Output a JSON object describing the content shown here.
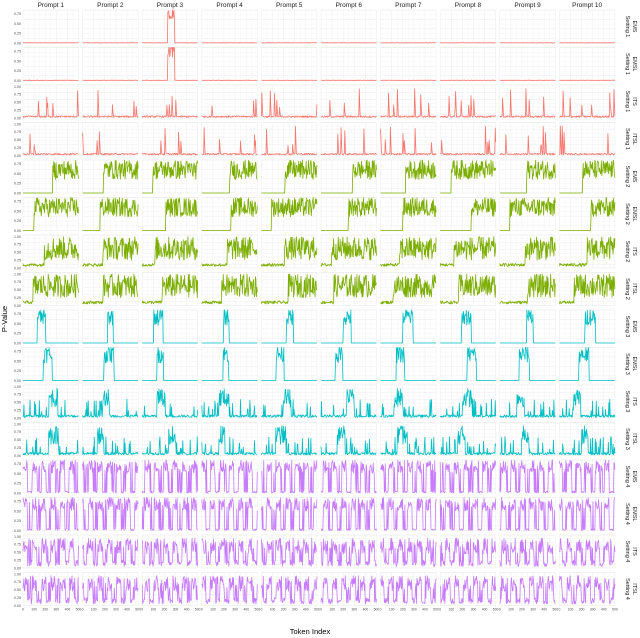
{
  "chart_data": {
    "type": "line",
    "title": "",
    "xlabel": "Token Index",
    "ylabel": "P-Value",
    "xlim": [
      0,
      500
    ],
    "x_ticks": [
      0,
      100,
      200,
      300,
      400,
      500
    ],
    "column_labels": [
      "Prompt 1",
      "Prompt 2",
      "Prompt 3",
      "Prompt 4",
      "Prompt 5",
      "Prompt 6",
      "Prompt 7",
      "Prompt 8",
      "Prompt 9",
      "Prompt 10"
    ],
    "row_labels": [
      {
        "setting": "Setting 1",
        "method": "EMS"
      },
      {
        "setting": "Setting 1",
        "method": "EMSL"
      },
      {
        "setting": "Setting 1",
        "method": "ITS"
      },
      {
        "setting": "Setting 1",
        "method": "ITSL"
      },
      {
        "setting": "Setting 2",
        "method": "EMS"
      },
      {
        "setting": "Setting 2",
        "method": "EMSL"
      },
      {
        "setting": "Setting 2",
        "method": "ITS"
      },
      {
        "setting": "Setting 2",
        "method": "ITSL"
      },
      {
        "setting": "Setting 3",
        "method": "EMS"
      },
      {
        "setting": "Setting 3",
        "method": "EMSL"
      },
      {
        "setting": "Setting 3",
        "method": "ITS"
      },
      {
        "setting": "Setting 3",
        "method": "ITSL"
      },
      {
        "setting": "Setting 4",
        "method": "EMS"
      },
      {
        "setting": "Setting 4",
        "method": "EMSL"
      },
      {
        "setting": "Setting 4",
        "method": "ITS"
      },
      {
        "setting": "Setting 4",
        "method": "ITSL"
      }
    ],
    "y_ticks_ems": [
      0.0,
      0.25,
      0.5,
      0.75
    ],
    "y_ticks_its": [
      0.0,
      0.25,
      0.5,
      0.75,
      1.0
    ],
    "setting_colors": {
      "Setting 1": "#f8766d",
      "Setting 2": "#7cae00",
      "Setting 3": "#00bfc4",
      "Setting 4": "#c77cff"
    },
    "grid": true,
    "legend": "none"
  }
}
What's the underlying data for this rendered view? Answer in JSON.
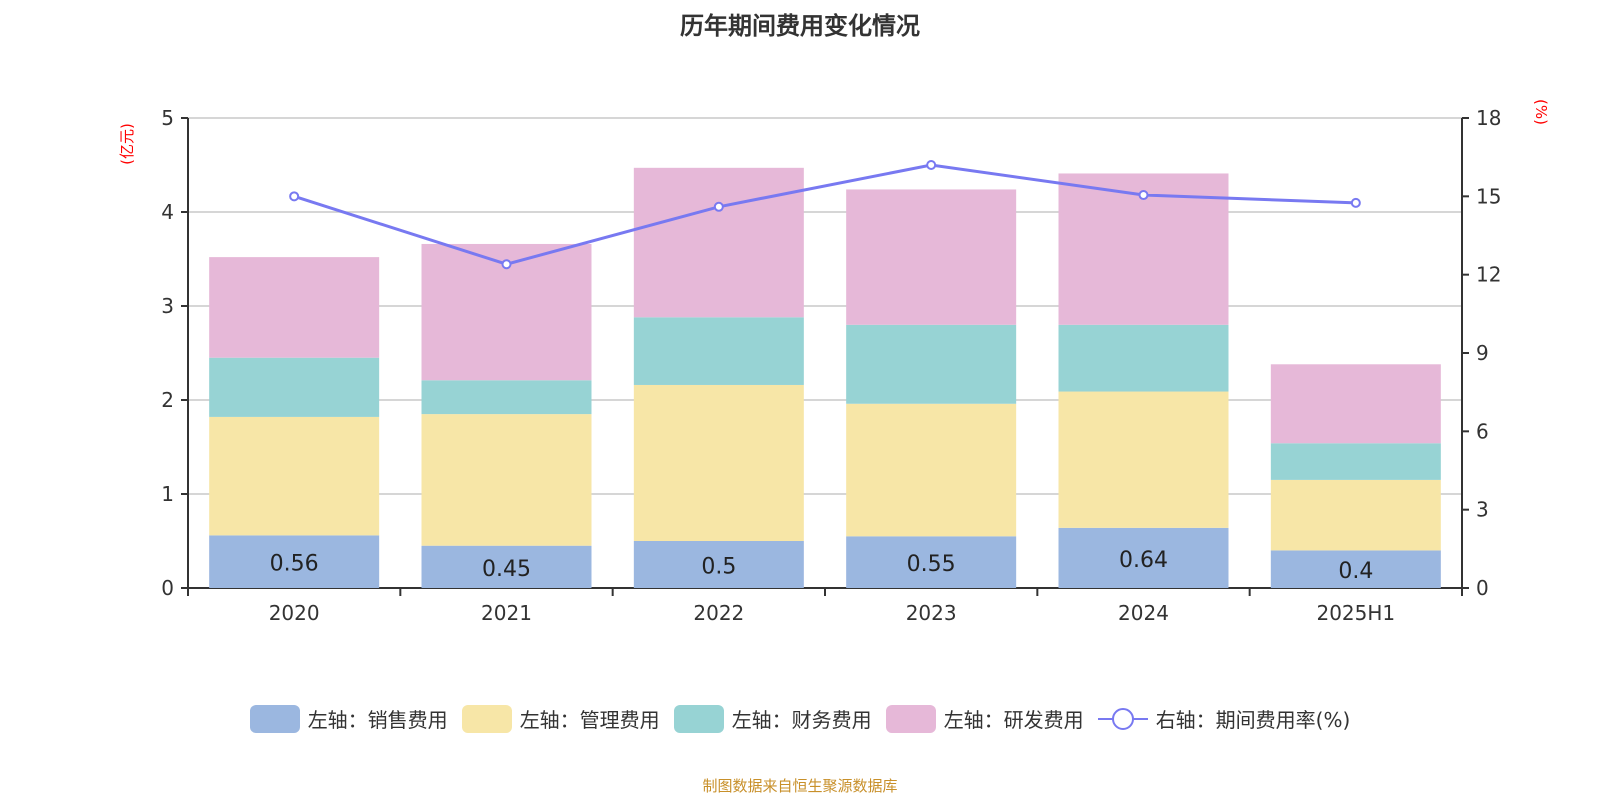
{
  "title": "历年期间费用变化情况",
  "source": "制图数据来自恒生聚源数据库",
  "chart_data": {
    "type": "bar",
    "stacked": true,
    "categories": [
      "2020",
      "2021",
      "2022",
      "2023",
      "2024",
      "2025H1"
    ],
    "left_axis": {
      "label": "(亿元)",
      "range": [
        0,
        5
      ],
      "ticks": [
        "0",
        "1",
        "2",
        "3",
        "4",
        "5"
      ]
    },
    "right_axis": {
      "label": "(%)",
      "range": [
        0,
        18
      ],
      "ticks": [
        "0",
        "3",
        "6",
        "9",
        "12",
        "15",
        "18"
      ]
    },
    "grid": true,
    "legend_position": "bottom",
    "series": [
      {
        "name": "左轴：销售费用",
        "color": "#9bb7e0",
        "axis": "left",
        "values": [
          0.56,
          0.45,
          0.5,
          0.55,
          0.64,
          0.4
        ],
        "labels": [
          "0.56",
          "0.45",
          "0.5",
          "0.55",
          "0.64",
          "0.4"
        ]
      },
      {
        "name": "左轴：管理费用",
        "color": "#f7e6a7",
        "axis": "left",
        "values": [
          1.26,
          1.4,
          1.66,
          1.41,
          1.45,
          0.75
        ]
      },
      {
        "name": "左轴：财务费用",
        "color": "#97d3d4",
        "axis": "left",
        "values": [
          0.63,
          0.36,
          0.72,
          0.84,
          0.71,
          0.39
        ]
      },
      {
        "name": "左轴：研发费用",
        "color": "#e6b8d8",
        "axis": "left",
        "values": [
          1.07,
          1.45,
          1.59,
          1.44,
          1.61,
          0.84
        ]
      },
      {
        "name": "右轴：期间费用率(%)",
        "color": "#7879f1",
        "axis": "right",
        "type": "line",
        "values": [
          15.0,
          12.4,
          14.6,
          16.2,
          15.05,
          14.75
        ]
      }
    ]
  }
}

• _AIM_:
Filter the entries and copy out every line with the word "name".

• _SOLUTION TO THIS EXERCISE_:
        "name": "左轴：销售费用",
        "name": "左轴：管理费用",
        "name": "左轴：财务费用",
        "name": "左轴：研发费用",
        "name": "右轴：期间费用率(%)",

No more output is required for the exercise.